Written instruction ▸ Restate the entries below verbatim.

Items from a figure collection
⟨

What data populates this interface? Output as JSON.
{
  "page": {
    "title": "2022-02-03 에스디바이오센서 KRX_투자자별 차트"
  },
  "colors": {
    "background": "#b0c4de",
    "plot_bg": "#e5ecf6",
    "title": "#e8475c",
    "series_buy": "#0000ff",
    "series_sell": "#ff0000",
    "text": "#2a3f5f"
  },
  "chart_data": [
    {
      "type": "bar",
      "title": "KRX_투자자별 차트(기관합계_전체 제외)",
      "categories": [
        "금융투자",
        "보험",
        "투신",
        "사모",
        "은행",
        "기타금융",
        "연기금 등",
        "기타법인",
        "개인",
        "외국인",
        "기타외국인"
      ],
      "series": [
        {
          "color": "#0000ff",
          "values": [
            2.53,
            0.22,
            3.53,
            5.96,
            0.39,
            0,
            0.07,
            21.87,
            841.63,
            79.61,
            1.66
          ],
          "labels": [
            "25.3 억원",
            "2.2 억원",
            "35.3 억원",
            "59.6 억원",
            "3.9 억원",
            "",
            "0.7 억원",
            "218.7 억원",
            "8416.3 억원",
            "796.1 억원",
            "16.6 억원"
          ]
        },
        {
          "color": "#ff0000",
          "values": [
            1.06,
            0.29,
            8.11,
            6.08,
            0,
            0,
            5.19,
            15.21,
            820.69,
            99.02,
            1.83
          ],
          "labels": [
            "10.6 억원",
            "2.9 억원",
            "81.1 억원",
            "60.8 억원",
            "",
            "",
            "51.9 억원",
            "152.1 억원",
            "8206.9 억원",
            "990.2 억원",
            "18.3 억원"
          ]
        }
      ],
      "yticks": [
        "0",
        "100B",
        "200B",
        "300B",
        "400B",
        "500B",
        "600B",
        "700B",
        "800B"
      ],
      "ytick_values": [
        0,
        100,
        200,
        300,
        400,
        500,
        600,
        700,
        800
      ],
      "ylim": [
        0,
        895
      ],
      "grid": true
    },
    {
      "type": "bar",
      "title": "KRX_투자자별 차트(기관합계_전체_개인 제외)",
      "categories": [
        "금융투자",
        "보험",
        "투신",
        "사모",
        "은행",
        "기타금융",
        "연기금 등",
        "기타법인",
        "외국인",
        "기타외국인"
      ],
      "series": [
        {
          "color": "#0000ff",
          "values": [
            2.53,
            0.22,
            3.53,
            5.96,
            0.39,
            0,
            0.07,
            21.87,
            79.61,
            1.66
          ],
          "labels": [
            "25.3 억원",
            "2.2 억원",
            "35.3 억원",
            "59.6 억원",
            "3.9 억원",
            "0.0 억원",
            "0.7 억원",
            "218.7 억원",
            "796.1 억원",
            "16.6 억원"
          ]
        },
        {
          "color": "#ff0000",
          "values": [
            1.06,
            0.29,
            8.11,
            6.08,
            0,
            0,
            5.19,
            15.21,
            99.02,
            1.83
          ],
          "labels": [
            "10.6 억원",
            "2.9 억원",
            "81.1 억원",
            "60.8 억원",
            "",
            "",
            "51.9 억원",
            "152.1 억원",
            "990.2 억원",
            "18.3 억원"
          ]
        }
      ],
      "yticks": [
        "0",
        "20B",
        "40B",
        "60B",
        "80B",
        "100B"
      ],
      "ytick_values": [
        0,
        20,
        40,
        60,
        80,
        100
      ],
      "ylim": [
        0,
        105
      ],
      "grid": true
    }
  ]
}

⟩

Response ▸
What data populates this interface? Output as JSON.
{
  "page": {
    "title": "2022-02-03 에스디바이오센서 KRX_투자자별 차트"
  },
  "colors": {
    "background": "#b0c4de",
    "plot_bg": "#e5ecf6",
    "title": "#e8475c",
    "series_buy": "#0000ff",
    "series_sell": "#ff0000",
    "text": "#2a3f5f"
  },
  "chart_data": [
    {
      "type": "bar",
      "title": "KRX_투자자별 차트(기관합계_전체 제외)",
      "categories": [
        "금융투자",
        "보험",
        "투신",
        "사모",
        "은행",
        "기타금융",
        "연기금 등",
        "기타법인",
        "개인",
        "외국인",
        "기타외국인"
      ],
      "series": [
        {
          "color": "#0000ff",
          "values": [
            2.53,
            0.22,
            3.53,
            5.96,
            0.39,
            0,
            0.07,
            21.87,
            841.63,
            79.61,
            1.66
          ],
          "labels": [
            "25.3 억원",
            "2.2 억원",
            "35.3 억원",
            "59.6 억원",
            "3.9 억원",
            "",
            "0.7 억원",
            "218.7 억원",
            "8416.3 억원",
            "796.1 억원",
            "16.6 억원"
          ]
        },
        {
          "color": "#ff0000",
          "values": [
            1.06,
            0.29,
            8.11,
            6.08,
            0,
            0,
            5.19,
            15.21,
            820.69,
            99.02,
            1.83
          ],
          "labels": [
            "10.6 억원",
            "2.9 억원",
            "81.1 억원",
            "60.8 억원",
            "",
            "",
            "51.9 억원",
            "152.1 억원",
            "8206.9 억원",
            "990.2 억원",
            "18.3 억원"
          ]
        }
      ],
      "yticks": [
        "0",
        "100B",
        "200B",
        "300B",
        "400B",
        "500B",
        "600B",
        "700B",
        "800B"
      ],
      "ytick_values": [
        0,
        100,
        200,
        300,
        400,
        500,
        600,
        700,
        800
      ],
      "ylim": [
        0,
        895
      ],
      "grid": true
    },
    {
      "type": "bar",
      "title": "KRX_투자자별 차트(기관합계_전체_개인 제외)",
      "categories": [
        "금융투자",
        "보험",
        "투신",
        "사모",
        "은행",
        "기타금융",
        "연기금 등",
        "기타법인",
        "외국인",
        "기타외국인"
      ],
      "series": [
        {
          "color": "#0000ff",
          "values": [
            2.53,
            0.22,
            3.53,
            5.96,
            0.39,
            0,
            0.07,
            21.87,
            79.61,
            1.66
          ],
          "labels": [
            "25.3 억원",
            "2.2 억원",
            "35.3 억원",
            "59.6 억원",
            "3.9 억원",
            "0.0 억원",
            "0.7 억원",
            "218.7 억원",
            "796.1 억원",
            "16.6 억원"
          ]
        },
        {
          "color": "#ff0000",
          "values": [
            1.06,
            0.29,
            8.11,
            6.08,
            0,
            0,
            5.19,
            15.21,
            99.02,
            1.83
          ],
          "labels": [
            "10.6 억원",
            "2.9 억원",
            "81.1 억원",
            "60.8 억원",
            "",
            "",
            "51.9 억원",
            "152.1 억원",
            "990.2 억원",
            "18.3 억원"
          ]
        }
      ],
      "yticks": [
        "0",
        "20B",
        "40B",
        "60B",
        "80B",
        "100B"
      ],
      "ytick_values": [
        0,
        20,
        40,
        60,
        80,
        100
      ],
      "ylim": [
        0,
        105
      ],
      "grid": true
    }
  ]
}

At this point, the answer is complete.